**Problem description**. Write only the number of lines holding the string "Controller".
** BEGIN Data to process **
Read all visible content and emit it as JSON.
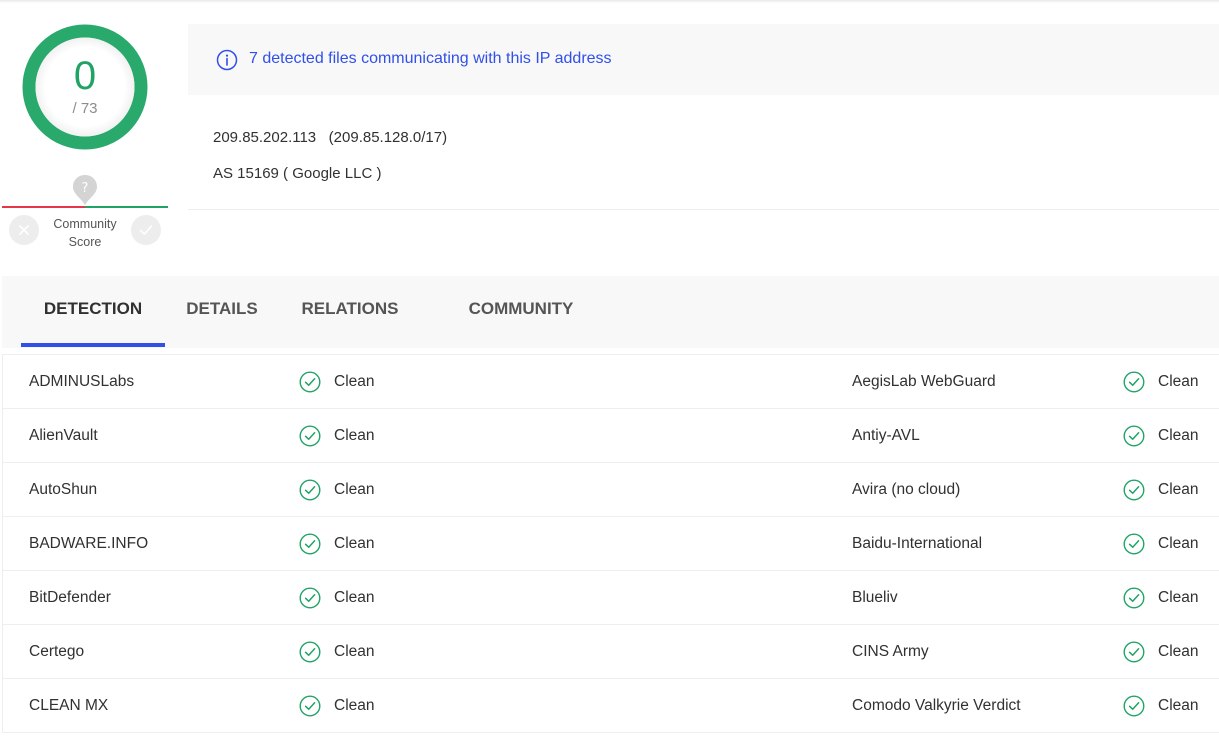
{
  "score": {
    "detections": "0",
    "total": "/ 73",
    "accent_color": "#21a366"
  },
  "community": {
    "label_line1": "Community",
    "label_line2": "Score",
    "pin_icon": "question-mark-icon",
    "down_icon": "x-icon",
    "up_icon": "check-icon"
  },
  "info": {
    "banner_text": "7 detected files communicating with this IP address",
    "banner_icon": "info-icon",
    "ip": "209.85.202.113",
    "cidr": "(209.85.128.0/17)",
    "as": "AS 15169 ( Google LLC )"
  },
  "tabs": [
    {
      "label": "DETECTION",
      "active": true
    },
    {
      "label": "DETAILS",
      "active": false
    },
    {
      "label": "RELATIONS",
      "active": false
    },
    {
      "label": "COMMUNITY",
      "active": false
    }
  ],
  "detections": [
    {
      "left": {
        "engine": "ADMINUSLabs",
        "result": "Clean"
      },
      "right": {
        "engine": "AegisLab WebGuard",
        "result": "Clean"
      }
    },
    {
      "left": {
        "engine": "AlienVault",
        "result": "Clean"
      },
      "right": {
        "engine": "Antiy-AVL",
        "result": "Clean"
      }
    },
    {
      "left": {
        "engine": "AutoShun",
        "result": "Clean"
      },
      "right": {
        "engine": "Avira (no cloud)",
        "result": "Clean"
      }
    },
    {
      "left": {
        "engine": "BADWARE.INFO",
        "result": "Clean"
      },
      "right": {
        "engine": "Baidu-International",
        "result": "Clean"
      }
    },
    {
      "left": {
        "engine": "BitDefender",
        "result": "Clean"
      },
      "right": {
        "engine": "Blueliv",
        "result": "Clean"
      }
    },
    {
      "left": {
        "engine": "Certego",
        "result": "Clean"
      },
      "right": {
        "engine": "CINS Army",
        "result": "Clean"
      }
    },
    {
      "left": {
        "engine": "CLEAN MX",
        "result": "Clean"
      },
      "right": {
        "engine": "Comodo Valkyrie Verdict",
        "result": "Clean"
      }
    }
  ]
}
** END Data to process **
** BEGIN Data to process **
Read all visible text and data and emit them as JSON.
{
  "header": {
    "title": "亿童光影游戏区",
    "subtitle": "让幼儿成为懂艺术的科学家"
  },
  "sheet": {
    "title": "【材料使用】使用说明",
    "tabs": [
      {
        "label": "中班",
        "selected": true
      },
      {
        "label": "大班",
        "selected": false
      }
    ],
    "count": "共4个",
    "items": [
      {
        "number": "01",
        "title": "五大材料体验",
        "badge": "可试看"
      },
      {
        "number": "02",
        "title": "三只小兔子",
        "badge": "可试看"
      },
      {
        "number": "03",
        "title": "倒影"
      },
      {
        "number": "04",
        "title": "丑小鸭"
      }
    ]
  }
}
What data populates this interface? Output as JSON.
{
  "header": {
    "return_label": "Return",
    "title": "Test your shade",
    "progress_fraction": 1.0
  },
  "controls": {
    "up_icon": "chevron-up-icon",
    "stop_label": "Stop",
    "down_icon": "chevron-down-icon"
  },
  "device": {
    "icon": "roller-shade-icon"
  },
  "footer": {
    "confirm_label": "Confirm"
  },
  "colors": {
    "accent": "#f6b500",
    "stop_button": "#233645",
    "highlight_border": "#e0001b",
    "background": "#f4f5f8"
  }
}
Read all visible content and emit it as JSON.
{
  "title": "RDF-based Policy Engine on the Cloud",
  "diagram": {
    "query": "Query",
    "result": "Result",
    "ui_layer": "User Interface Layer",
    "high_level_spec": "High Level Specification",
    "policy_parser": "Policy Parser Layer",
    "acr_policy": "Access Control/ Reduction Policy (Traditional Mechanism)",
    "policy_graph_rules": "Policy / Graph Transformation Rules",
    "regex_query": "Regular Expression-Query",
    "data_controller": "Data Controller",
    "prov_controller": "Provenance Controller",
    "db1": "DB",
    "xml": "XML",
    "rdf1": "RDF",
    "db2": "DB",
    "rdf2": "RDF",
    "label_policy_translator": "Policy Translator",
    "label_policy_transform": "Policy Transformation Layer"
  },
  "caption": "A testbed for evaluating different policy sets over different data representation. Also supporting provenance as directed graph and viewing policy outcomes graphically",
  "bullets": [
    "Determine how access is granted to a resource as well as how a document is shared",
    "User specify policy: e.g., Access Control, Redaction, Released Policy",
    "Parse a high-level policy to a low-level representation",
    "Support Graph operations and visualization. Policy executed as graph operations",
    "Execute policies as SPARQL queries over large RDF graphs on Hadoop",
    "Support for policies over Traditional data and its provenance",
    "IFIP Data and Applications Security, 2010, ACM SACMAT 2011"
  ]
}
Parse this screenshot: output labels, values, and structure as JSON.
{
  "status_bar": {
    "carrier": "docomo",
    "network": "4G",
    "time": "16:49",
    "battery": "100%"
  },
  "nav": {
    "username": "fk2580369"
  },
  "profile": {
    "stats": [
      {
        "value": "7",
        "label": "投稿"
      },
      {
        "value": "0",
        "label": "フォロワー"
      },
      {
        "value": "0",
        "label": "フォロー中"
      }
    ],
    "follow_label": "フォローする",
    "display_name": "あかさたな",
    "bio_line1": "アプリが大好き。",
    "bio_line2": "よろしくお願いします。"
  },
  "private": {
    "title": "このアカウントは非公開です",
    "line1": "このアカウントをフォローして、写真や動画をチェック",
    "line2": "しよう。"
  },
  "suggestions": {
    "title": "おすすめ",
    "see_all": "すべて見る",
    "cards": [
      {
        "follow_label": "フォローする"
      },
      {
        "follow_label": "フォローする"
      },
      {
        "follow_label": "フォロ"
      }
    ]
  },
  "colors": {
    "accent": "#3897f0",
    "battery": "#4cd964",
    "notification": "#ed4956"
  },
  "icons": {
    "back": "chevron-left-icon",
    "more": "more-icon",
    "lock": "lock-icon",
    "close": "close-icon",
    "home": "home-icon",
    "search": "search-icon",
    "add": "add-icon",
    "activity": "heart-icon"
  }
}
** END Data to process **
**Result of this exercise**. 2